Please copy out every one of the records below word for word, leaving each line unchanged.
** start of DATA FOR PROCESSING **
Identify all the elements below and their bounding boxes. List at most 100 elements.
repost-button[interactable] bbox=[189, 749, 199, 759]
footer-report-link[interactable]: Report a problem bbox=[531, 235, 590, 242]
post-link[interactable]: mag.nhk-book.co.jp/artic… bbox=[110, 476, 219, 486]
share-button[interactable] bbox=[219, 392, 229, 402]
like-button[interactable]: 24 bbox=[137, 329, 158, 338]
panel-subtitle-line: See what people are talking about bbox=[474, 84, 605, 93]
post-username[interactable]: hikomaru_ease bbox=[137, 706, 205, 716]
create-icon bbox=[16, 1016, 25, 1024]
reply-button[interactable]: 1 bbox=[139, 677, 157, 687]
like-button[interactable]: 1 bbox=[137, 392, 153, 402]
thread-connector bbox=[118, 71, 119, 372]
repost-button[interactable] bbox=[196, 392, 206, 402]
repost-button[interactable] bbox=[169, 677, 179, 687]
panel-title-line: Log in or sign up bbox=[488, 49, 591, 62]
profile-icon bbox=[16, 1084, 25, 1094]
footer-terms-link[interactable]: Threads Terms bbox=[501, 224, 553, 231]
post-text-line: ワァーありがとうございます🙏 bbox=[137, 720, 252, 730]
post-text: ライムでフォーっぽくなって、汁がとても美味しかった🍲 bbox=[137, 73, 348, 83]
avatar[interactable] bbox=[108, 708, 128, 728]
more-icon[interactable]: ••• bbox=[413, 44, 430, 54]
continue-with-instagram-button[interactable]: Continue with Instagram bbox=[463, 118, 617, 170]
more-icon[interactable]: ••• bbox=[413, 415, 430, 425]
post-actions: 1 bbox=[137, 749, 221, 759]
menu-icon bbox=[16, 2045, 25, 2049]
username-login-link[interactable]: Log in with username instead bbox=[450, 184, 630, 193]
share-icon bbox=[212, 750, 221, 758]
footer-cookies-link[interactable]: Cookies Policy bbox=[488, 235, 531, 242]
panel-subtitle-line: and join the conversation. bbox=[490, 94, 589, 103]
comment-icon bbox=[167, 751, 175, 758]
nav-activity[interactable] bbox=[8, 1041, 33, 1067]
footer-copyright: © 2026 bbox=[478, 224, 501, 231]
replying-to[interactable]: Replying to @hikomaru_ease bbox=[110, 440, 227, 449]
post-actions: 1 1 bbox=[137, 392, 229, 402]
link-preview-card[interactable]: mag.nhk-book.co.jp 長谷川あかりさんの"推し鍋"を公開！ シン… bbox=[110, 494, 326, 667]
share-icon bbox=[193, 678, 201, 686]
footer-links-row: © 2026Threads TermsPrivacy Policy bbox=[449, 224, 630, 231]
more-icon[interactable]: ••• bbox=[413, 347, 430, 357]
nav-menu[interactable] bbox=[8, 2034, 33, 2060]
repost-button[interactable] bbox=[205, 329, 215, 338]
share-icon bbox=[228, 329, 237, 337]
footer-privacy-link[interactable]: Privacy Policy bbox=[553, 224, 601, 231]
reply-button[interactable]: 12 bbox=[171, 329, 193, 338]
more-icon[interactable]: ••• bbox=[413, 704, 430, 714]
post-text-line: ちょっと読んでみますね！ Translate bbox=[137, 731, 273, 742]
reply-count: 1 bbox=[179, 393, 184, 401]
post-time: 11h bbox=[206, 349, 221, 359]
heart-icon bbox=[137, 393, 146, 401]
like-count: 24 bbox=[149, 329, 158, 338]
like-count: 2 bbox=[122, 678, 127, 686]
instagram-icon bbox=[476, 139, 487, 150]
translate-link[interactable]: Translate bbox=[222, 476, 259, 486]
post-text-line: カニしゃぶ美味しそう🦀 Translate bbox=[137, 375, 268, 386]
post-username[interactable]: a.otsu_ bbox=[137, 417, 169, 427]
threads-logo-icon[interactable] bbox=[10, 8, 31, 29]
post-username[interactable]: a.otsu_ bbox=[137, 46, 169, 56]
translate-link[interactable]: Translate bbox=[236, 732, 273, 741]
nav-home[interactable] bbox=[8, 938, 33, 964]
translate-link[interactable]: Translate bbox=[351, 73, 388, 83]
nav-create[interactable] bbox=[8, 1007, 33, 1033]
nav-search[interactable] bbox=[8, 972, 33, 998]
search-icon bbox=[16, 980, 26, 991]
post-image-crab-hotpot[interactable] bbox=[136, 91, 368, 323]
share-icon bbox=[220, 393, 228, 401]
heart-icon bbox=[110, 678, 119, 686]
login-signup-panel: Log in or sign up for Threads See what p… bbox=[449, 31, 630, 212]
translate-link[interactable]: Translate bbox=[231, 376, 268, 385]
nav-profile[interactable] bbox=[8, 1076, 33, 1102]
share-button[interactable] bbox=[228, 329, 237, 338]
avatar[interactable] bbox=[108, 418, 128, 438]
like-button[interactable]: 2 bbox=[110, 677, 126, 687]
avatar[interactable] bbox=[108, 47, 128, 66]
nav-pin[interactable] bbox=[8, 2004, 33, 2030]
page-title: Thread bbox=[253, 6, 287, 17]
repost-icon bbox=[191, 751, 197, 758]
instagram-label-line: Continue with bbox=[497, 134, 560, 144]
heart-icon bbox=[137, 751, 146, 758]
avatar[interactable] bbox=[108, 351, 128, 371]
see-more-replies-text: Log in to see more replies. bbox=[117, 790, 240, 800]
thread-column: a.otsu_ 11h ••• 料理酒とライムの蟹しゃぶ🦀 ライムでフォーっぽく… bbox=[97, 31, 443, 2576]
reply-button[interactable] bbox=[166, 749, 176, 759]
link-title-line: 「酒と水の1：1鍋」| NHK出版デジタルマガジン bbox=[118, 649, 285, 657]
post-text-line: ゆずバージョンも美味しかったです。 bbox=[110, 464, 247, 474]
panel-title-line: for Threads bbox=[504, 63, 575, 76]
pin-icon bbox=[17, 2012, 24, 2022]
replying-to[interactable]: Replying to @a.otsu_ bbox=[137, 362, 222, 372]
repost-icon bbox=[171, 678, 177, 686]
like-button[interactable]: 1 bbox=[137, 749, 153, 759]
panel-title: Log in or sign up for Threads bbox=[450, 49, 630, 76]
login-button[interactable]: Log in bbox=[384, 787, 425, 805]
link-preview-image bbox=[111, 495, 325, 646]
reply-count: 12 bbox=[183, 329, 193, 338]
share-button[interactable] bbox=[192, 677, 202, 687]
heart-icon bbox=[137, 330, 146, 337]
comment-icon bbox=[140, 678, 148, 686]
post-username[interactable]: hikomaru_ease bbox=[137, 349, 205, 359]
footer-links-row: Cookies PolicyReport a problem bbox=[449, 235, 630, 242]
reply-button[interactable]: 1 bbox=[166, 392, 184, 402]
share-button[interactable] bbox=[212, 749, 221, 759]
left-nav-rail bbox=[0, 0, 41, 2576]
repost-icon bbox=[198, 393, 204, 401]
** end of DATA FOR PROCESSING **
IN RESPONSE
Identify all the elements below and their bounding boxes. List at most 100 elements.
repost-button[interactable] bbox=[189, 749, 199, 759]
footer-report-link[interactable]: Report a problem bbox=[531, 235, 590, 242]
post-link[interactable]: mag.nhk-book.co.jp/artic… bbox=[110, 476, 219, 486]
share-button[interactable] bbox=[219, 392, 229, 402]
like-button[interactable]: 24 bbox=[137, 329, 158, 338]
panel-subtitle-line: See what people are talking about bbox=[474, 84, 605, 93]
post-username[interactable]: hikomaru_ease bbox=[137, 706, 205, 716]
create-icon bbox=[16, 1016, 25, 1024]
reply-button[interactable]: 1 bbox=[139, 677, 157, 687]
like-button[interactable]: 1 bbox=[137, 392, 153, 402]
thread-connector bbox=[118, 71, 119, 372]
repost-button[interactable] bbox=[196, 392, 206, 402]
repost-button[interactable] bbox=[169, 677, 179, 687]
panel-title-line: Log in or sign up bbox=[488, 49, 591, 62]
profile-icon bbox=[16, 1084, 25, 1094]
footer-terms-link[interactable]: Threads Terms bbox=[501, 224, 553, 231]
post-text-line: ワァーありがとうございます🙏 bbox=[137, 720, 252, 730]
post-text: ライムでフォーっぽくなって、汁がとても美味しかった🍲 bbox=[137, 73, 348, 83]
avatar[interactable] bbox=[108, 708, 128, 728]
more-icon[interactable]: ••• bbox=[413, 44, 430, 54]
continue-with-instagram-button[interactable]: Continue with Instagram bbox=[463, 118, 617, 170]
more-icon[interactable]: ••• bbox=[413, 415, 430, 425]
post-actions: 1 bbox=[137, 749, 221, 759]
menu-icon bbox=[16, 2045, 25, 2049]
username-login-link[interactable]: Log in with username instead bbox=[450, 184, 630, 193]
share-icon bbox=[212, 750, 221, 758]
footer-cookies-link[interactable]: Cookies Policy bbox=[488, 235, 531, 242]
panel-subtitle-line: and join the conversation. bbox=[490, 94, 589, 103]
comment-icon bbox=[167, 751, 175, 758]
nav-activity[interactable] bbox=[8, 1041, 33, 1067]
footer-copyright: © 2026 bbox=[478, 224, 501, 231]
replying-to[interactable]: Replying to @hikomaru_ease bbox=[110, 440, 227, 449]
post-actions: 1 1 bbox=[137, 392, 229, 402]
link-preview-card[interactable]: mag.nhk-book.co.jp 長谷川あかりさんの"推し鍋"を公開！ シン… bbox=[110, 494, 326, 667]
share-icon bbox=[193, 678, 201, 686]
footer-links-row: © 2026Threads TermsPrivacy Policy bbox=[449, 224, 630, 231]
more-icon[interactable]: ••• bbox=[413, 347, 430, 357]
nav-menu[interactable] bbox=[8, 2034, 33, 2060]
repost-button[interactable] bbox=[205, 329, 215, 338]
share-icon bbox=[228, 329, 237, 337]
footer-privacy-link[interactable]: Privacy Policy bbox=[553, 224, 601, 231]
reply-button[interactable]: 12 bbox=[171, 329, 193, 338]
more-icon[interactable]: ••• bbox=[413, 704, 430, 714]
post-text-line: ちょっと読んでみますね！ Translate bbox=[137, 731, 273, 742]
reply-count: 1 bbox=[179, 393, 184, 401]
post-time: 11h bbox=[206, 349, 221, 359]
heart-icon bbox=[137, 393, 146, 401]
like-count: 24 bbox=[149, 329, 158, 338]
like-count: 2 bbox=[122, 678, 127, 686]
instagram-icon bbox=[476, 139, 487, 150]
translate-link[interactable]: Translate bbox=[222, 476, 259, 486]
post-text-line: カニしゃぶ美味しそう🦀 Translate bbox=[137, 375, 268, 386]
post-username[interactable]: a.otsu_ bbox=[137, 417, 169, 427]
threads-logo-icon[interactable] bbox=[10, 8, 31, 29]
post-username[interactable]: a.otsu_ bbox=[137, 46, 169, 56]
translate-link[interactable]: Translate bbox=[236, 732, 273, 741]
nav-home[interactable] bbox=[8, 938, 33, 964]
translate-link[interactable]: Translate bbox=[351, 73, 388, 83]
nav-create[interactable] bbox=[8, 1007, 33, 1033]
nav-search[interactable] bbox=[8, 972, 33, 998]
search-icon bbox=[16, 980, 26, 991]
post-image-crab-hotpot[interactable] bbox=[136, 91, 368, 323]
share-icon bbox=[220, 393, 228, 401]
heart-icon bbox=[110, 678, 119, 686]
login-signup-panel: Log in or sign up for Threads See what p… bbox=[449, 31, 630, 212]
translate-link[interactable]: Translate bbox=[231, 376, 268, 385]
nav-profile[interactable] bbox=[8, 1076, 33, 1102]
share-button[interactable] bbox=[228, 329, 237, 338]
avatar[interactable] bbox=[108, 418, 128, 438]
like-button[interactable]: 2 bbox=[110, 677, 126, 687]
avatar[interactable] bbox=[108, 47, 128, 66]
nav-pin[interactable] bbox=[8, 2004, 33, 2030]
page-title: Thread bbox=[253, 6, 287, 17]
repost-icon bbox=[191, 751, 197, 758]
instagram-label-line: Continue with bbox=[497, 134, 560, 144]
heart-icon bbox=[137, 751, 146, 758]
avatar[interactable] bbox=[108, 351, 128, 371]
see-more-replies-text: Log in to see more replies. bbox=[117, 790, 240, 800]
thread-column: a.otsu_ 11h ••• 料理酒とライムの蟹しゃぶ🦀 ライムでフォーっぽく… bbox=[97, 31, 443, 2576]
reply-button[interactable] bbox=[166, 749, 176, 759]
link-title-line: 「酒と水の1：1鍋」| NHK出版デジタルマガジン bbox=[118, 649, 285, 657]
post-text-line: ゆずバージョンも美味しかったです。 bbox=[110, 464, 247, 474]
panel-title-line: for Threads bbox=[504, 63, 575, 76]
pin-icon bbox=[17, 2012, 24, 2022]
replying-to[interactable]: Replying to @a.otsu_ bbox=[137, 362, 222, 372]
repost-icon bbox=[171, 678, 177, 686]
like-button[interactable]: 1 bbox=[137, 749, 153, 759]
panel-title: Log in or sign up for Threads bbox=[450, 49, 630, 76]
login-button[interactable]: Log in bbox=[384, 787, 425, 805]
link-preview-image bbox=[111, 495, 325, 646]
reply-count: 12 bbox=[183, 329, 193, 338]
share-button[interactable] bbox=[192, 677, 202, 687]
heart-icon bbox=[137, 330, 146, 337]
comment-icon bbox=[140, 678, 148, 686]
post-username[interactable]: hikomaru_ease bbox=[137, 349, 205, 359]
footer-links-row: Cookies PolicyReport a problem bbox=[449, 235, 630, 242]
reply-button[interactable]: 1 bbox=[166, 392, 184, 402]
share-button[interactable] bbox=[212, 749, 221, 759]
left-nav-rail bbox=[0, 0, 41, 2576]
repost-icon bbox=[198, 393, 204, 401]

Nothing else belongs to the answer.